(Exercise prompt):
Among the entries, which lines carry the string "Gebäudereinigungsleistungen"? Copy each of them.

---- Supplied records

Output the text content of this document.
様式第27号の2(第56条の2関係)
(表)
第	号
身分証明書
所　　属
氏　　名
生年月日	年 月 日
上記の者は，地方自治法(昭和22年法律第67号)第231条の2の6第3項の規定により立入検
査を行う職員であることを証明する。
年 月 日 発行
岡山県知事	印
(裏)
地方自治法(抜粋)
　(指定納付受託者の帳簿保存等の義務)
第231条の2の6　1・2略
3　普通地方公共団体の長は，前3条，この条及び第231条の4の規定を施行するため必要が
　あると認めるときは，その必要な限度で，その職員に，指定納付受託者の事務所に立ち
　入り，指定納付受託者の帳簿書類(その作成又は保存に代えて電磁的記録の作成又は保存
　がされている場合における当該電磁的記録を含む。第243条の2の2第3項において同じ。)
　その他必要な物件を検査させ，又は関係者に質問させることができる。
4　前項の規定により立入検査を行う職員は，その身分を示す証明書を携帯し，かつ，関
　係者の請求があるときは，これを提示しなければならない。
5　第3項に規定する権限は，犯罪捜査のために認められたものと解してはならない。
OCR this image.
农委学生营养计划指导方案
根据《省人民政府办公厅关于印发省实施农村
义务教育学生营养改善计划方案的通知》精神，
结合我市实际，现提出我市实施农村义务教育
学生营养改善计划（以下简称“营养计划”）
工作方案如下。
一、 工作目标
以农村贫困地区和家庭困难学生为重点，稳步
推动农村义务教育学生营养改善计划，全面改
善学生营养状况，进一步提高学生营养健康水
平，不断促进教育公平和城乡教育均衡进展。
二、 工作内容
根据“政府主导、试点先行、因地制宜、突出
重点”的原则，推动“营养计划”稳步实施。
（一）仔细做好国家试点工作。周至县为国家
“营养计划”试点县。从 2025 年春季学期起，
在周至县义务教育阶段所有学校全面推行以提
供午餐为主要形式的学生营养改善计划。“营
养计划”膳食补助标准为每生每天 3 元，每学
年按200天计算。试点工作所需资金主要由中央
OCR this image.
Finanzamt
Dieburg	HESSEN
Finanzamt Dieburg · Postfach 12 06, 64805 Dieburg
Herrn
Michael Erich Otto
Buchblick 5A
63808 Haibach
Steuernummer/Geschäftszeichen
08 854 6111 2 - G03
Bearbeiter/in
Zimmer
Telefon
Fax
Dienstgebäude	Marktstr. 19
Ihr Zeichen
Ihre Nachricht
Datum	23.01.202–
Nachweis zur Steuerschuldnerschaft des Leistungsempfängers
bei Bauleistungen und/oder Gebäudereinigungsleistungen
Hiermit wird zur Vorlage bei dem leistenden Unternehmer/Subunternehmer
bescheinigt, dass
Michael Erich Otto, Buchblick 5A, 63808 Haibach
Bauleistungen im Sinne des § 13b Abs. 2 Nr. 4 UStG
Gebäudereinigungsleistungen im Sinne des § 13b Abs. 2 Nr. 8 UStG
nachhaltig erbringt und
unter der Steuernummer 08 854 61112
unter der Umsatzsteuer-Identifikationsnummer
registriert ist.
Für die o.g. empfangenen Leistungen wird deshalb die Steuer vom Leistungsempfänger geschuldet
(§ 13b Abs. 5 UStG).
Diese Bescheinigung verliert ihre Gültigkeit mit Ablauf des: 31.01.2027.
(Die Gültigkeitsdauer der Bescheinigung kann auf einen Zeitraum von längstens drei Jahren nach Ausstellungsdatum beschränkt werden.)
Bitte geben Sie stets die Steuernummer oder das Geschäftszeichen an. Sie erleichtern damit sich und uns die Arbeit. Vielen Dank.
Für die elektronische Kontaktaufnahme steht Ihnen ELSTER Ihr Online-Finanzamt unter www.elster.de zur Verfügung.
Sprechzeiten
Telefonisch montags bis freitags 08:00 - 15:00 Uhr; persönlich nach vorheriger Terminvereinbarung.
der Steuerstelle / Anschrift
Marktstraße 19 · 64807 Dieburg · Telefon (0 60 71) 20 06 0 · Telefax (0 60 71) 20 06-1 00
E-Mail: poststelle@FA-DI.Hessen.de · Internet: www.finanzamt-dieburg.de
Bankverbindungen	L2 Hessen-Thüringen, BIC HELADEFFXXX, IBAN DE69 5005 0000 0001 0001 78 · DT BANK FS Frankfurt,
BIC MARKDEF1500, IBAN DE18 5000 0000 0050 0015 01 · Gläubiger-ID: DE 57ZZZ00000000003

--------

(Output below):
bei Bauleistungen und/oder Gebäudereinigungsleistungen
Gebäudereinigungsleistungen im Sinne des § 13b Abs. 2 Nr. 8 UStG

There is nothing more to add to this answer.